**** Supplied data ****

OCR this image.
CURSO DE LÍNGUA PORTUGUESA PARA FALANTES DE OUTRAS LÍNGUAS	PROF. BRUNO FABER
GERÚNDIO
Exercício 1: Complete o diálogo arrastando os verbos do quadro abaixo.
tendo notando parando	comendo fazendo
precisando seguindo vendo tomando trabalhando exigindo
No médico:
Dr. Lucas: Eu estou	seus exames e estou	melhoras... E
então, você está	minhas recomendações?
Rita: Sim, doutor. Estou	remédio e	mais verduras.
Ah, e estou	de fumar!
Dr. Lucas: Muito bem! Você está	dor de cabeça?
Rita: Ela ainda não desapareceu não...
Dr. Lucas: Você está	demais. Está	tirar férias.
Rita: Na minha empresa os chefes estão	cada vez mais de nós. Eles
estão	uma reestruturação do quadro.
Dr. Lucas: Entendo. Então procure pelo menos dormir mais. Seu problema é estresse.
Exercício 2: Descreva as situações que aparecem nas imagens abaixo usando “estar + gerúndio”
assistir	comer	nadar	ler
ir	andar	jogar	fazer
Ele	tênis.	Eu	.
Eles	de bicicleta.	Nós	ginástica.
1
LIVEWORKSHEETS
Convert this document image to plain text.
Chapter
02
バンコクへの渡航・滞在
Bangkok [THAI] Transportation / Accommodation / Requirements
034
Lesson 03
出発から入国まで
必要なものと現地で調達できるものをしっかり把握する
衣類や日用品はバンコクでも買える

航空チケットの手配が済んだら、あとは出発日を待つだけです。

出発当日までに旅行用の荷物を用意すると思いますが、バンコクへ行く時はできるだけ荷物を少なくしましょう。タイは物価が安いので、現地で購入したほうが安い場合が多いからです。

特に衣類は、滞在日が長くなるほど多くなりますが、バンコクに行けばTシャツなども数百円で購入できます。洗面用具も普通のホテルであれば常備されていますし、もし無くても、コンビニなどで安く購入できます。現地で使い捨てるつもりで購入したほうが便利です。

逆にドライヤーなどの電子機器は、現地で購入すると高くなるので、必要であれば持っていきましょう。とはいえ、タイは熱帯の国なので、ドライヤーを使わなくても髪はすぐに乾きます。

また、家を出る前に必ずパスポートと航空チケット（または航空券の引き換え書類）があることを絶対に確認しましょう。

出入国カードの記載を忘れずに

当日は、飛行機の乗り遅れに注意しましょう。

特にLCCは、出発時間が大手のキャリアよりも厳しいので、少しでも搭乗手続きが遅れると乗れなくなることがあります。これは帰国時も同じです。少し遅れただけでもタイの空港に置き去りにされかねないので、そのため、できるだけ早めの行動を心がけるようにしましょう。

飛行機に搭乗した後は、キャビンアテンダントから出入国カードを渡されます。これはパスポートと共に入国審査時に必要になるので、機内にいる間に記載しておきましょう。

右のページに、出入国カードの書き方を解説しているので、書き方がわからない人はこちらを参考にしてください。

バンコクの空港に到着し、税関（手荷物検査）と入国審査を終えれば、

****

Instruction
Within the data above, pick out all lines holding the word "Rita".

Solution
Rita: Sim, doutor. Estou	remédio e	mais verduras.
Rita: Ela ainda não desapareceu não...
Rita: Na minha empresa os chefes estão	cada vez mais de nós. Eles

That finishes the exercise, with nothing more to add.